Below is a listing. Gather each line of it that contains "实施细则".

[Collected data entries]
— Start —

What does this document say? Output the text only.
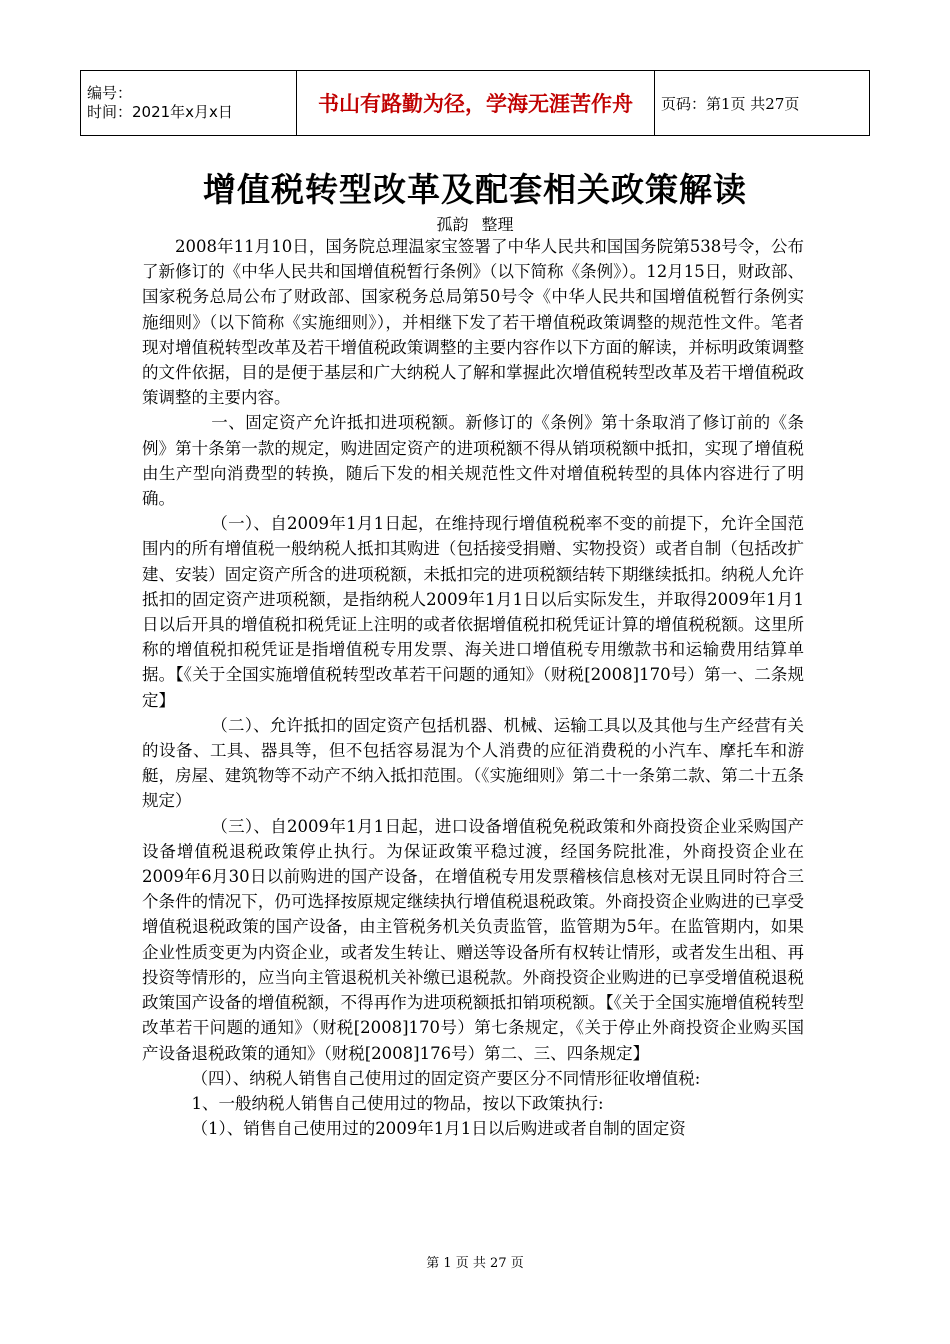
编号：
时间：2021年x月x日	书山有路勤为径，学海无涯苦作舟	页码：第1页 共27页
增值税转型改革及配套相关政策解读
孤韵 整理

2008年11月10日，国务院总理温家宝签署了中华人民共和国国务院第538号令，公布了新修订的《中华人民共和国增值税暂行条例》（以下简称《条例》）。12月15日，财政部、国家税务总局公布了财政部、国家税务总局第50号令《中华人民共和国增值税暂行条例实施细则》（以下简称《实施细则》），并相继下发了若干增值税政策调整的规范性文件。笔者现对增值税转型改革及若干增值税政策调整的主要内容作以下方面的解读，并标明政策调整的文件依据，目的是便于基层和广大纳税人了解和掌握此次增值税转型改革及若干增值税政策调整的主要内容。

一、固定资产允许抵扣进项税额。新修订的《条例》第十条取消了修订前的《条例》第十条第一款的规定，购进固定资产的进项税额不得从销项税额中抵扣，实现了增值税由生产型向消费型的转换，随后下发的相关规范性文件对增值税转型的具体内容进行了明确。

（一）、自2009年1月1日起，在维持现行增值税税率不变的前提下，允许全国范围内的所有增值税一般纳税人抵扣其购进（包括接受捐赠、实物投资）或者自制（包括改扩建、安装）固定资产所含的进项税额，未抵扣完的进项税额结转下期继续抵扣。纳税人允许抵扣的固定资产进项税额，是指纳税人2009年1月1日以后实际发生，并取得2009年1月1日以后开具的增值税扣税凭证上注明的或者依据增值税扣税凭证计算的增值税税额。这里所称的增值税扣税凭证是指增值税专用发票、海关进口增值税专用缴款书和运输费用结算单据。【《关于全国实施增值税转型改革若干问题的通知》（财税[2008]170号）第一、二条规定】

（二）、允许抵扣的固定资产包括机器、机械、运输工具以及其他与生产经营有关的设备、工具、器具等，但不包括容易混为个人消费的应征消费税的小汽车、摩托车和游艇，房屋、建筑物等不动产不纳入抵扣范围。（《实施细则》第二十一条第二款、第二十五条规定）

（三）、自2009年1月1日起，进口设备增值税免税政策和外商投资企业采购国产设备增值税退税政策停止执行。为保证政策平稳过渡，经国务院批准，外商投资企业在2009年6月30日以前购进的国产设备，在增值税专用发票稽核信息核对无误且同时符合三个条件的情况下，仍可选择按原规定继续执行增值税退税政策。外商投资企业购进的已享受增值税退税政策的国产设备，由主管税务机关负责监管，监管期为5年。在监管期内，如果企业性质变更为内资企业，或者发生转让、赠送等设备所有权转让情形，或者发生出租、再投资等情形的，应当向主管退税机关补缴已退税款。外商投资企业购进的已享受增值税退税政策国产设备的增值税额，不得再作为进项税额抵扣销项税额。【《关于全国实施增值税转型改革若干问题的通知》（财税[2008]170号）第七条规定，《关于停止外商投资企业购买国产设备退税政策的通知》（财税[2008]176号）第二、三、四条规定】

（四）、纳税人销售自己使用过的固定资产要区分不同情形征收增值税:

1、一般纳税人销售自己使用过的物品，按以下政策执行:

（1）、销售自己使用过的2009年1月1日以后购进或者自制的固定资

第 1 页 共 27 页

— End —

Answer to the task
2008年11月10日，国务院总理温家宝签署了中华人民共和国国务院第538号令，公布了新修订的《中华人民共和国增值税暂行条例》（以下简称《条例》）。12月15日，财政部、国家税务总局公布了财政部、国家税务总局第50号令《中华人民共和国增值税暂行条例实施细则》（以下简称《实施细则》），并相继下发了若干增值税政策调整的规范性文件。笔者现对增值税转型改革及若干增值税政策调整的主要内容作以下方面的解读，并标明政策调整的文件依据，目的是便于基层和广大纳税人了解和掌握此次增值税转型改革及若干增值税政策调整的主要内容。
（二）、允许抵扣的固定资产包括机器、机械、运输工具以及其他与生产经营有关的设备、工具、器具等，但不包括容易混为个人消费的应征消费税的小汽车、摩托车和游艇，房屋、建筑物等不动产不纳入抵扣范围。（《实施细则》第二十一条第二款、第二十五条规定）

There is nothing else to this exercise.